=== STORED DATA ===
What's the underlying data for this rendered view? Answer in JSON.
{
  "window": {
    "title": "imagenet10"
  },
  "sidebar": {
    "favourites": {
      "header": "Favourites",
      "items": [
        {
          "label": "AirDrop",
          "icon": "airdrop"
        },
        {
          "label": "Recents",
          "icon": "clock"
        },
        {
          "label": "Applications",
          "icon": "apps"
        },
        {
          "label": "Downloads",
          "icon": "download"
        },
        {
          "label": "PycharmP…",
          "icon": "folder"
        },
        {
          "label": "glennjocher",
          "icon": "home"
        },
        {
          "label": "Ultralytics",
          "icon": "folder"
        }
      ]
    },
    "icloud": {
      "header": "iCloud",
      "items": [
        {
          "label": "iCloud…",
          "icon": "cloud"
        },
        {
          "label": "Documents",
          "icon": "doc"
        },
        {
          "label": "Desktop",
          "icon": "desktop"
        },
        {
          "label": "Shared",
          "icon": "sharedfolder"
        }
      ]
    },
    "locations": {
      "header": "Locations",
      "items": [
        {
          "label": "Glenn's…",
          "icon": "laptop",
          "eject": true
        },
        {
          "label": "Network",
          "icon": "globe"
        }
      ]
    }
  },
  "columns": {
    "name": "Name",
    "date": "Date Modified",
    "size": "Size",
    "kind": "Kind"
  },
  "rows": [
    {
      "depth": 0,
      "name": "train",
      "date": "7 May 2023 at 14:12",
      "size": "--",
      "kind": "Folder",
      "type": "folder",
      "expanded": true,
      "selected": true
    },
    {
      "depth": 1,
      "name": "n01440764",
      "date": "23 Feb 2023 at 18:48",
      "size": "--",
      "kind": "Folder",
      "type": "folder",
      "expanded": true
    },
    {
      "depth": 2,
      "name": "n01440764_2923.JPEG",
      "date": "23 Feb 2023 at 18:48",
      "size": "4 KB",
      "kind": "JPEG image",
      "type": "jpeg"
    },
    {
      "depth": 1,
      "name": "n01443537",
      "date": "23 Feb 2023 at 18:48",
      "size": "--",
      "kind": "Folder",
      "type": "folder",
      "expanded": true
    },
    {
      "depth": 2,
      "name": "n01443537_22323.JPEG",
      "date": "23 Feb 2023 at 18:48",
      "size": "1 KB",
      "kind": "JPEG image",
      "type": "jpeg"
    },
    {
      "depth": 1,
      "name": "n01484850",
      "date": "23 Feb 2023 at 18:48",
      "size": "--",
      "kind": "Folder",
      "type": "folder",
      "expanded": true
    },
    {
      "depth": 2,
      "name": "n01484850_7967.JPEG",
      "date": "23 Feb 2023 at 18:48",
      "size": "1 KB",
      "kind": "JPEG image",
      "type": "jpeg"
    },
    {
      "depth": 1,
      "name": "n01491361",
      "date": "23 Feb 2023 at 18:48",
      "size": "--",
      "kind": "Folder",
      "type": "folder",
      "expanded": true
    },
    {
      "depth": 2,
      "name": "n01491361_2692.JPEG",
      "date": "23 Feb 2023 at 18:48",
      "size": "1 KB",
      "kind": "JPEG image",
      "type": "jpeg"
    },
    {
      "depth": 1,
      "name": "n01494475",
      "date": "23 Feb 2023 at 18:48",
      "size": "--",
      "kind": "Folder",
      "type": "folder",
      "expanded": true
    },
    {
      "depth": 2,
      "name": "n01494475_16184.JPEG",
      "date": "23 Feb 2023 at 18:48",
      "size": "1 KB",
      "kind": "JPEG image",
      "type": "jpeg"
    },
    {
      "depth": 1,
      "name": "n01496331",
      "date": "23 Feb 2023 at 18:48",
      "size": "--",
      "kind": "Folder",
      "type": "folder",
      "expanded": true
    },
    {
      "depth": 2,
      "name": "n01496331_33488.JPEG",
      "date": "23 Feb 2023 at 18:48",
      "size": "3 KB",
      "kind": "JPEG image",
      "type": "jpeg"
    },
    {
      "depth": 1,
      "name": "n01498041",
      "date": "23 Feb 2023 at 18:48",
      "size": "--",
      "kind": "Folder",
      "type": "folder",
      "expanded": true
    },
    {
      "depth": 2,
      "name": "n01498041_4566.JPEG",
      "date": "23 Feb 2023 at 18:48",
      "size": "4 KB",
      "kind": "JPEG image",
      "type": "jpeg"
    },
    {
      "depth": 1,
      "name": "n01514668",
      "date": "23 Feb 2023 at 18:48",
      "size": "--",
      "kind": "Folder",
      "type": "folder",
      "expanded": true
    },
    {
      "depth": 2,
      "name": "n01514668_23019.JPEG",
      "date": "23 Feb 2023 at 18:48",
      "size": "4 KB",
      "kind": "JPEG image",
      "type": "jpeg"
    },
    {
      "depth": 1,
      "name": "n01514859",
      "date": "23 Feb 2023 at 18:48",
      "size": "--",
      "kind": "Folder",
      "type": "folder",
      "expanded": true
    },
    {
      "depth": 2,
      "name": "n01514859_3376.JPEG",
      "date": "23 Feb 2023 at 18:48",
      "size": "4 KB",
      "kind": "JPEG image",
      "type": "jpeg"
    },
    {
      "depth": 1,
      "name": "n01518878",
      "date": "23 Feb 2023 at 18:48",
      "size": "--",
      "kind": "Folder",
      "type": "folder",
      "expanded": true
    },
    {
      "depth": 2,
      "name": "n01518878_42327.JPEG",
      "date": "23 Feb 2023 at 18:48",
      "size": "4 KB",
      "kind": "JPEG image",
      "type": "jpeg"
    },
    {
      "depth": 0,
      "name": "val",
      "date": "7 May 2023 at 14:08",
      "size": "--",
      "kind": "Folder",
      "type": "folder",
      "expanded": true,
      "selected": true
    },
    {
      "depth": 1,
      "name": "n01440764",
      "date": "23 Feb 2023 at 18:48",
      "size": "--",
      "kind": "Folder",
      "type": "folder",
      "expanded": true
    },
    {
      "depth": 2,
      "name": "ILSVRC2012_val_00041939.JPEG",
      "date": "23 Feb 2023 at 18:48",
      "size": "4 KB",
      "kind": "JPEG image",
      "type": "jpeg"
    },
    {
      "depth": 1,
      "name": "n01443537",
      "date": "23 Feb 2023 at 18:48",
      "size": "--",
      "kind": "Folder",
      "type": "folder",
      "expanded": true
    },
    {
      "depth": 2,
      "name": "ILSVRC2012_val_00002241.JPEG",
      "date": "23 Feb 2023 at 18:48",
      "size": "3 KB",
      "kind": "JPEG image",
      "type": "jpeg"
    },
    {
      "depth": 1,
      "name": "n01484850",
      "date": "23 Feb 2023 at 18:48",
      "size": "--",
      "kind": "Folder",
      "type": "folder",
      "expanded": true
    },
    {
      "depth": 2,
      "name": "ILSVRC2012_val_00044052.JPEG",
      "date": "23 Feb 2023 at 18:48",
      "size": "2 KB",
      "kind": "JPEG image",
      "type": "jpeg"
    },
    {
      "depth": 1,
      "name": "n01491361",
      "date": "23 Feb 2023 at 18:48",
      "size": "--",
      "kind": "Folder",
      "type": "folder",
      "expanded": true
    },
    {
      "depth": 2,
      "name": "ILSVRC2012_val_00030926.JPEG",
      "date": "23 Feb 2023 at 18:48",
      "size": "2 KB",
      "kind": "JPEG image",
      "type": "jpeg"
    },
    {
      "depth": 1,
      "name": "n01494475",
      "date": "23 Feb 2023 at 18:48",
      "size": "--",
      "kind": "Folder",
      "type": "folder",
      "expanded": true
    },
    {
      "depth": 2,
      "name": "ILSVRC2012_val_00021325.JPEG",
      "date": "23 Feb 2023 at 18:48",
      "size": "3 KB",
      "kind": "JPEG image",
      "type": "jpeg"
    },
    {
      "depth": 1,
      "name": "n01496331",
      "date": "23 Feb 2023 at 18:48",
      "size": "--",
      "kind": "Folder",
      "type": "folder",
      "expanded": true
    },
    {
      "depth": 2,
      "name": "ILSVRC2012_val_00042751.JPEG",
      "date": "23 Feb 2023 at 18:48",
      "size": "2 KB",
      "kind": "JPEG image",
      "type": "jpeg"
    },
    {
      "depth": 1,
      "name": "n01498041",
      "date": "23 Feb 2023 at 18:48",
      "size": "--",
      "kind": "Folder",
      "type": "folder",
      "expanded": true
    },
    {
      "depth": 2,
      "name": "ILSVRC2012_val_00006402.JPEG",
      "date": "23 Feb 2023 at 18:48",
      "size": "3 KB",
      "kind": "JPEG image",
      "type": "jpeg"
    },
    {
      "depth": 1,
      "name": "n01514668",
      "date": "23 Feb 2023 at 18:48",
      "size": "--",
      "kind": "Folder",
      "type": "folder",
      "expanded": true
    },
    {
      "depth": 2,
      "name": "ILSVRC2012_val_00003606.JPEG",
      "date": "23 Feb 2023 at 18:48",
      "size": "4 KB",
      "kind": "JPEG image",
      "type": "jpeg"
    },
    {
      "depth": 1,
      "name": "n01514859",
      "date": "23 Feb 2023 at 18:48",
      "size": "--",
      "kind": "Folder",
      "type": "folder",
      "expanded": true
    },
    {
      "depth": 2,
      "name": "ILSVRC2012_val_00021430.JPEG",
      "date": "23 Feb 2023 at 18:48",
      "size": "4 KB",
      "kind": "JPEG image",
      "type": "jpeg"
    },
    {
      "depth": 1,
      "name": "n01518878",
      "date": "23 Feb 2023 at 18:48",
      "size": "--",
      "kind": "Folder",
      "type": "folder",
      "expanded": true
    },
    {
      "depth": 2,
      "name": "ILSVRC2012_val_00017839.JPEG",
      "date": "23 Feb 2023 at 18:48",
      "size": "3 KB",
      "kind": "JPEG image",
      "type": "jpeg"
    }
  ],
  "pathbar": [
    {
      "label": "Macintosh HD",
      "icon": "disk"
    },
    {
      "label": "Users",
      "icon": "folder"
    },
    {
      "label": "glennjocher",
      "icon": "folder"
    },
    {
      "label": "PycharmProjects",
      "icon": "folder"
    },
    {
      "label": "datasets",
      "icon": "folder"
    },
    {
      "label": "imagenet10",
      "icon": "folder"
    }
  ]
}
===
* [SHORT EXERCISE]: Filter the records above for "glennjocher" and copy every matching line.

* [OUTPUT OF THE EXERCISE]:
          "label": "glennjocher",
      "label": "glennjocher",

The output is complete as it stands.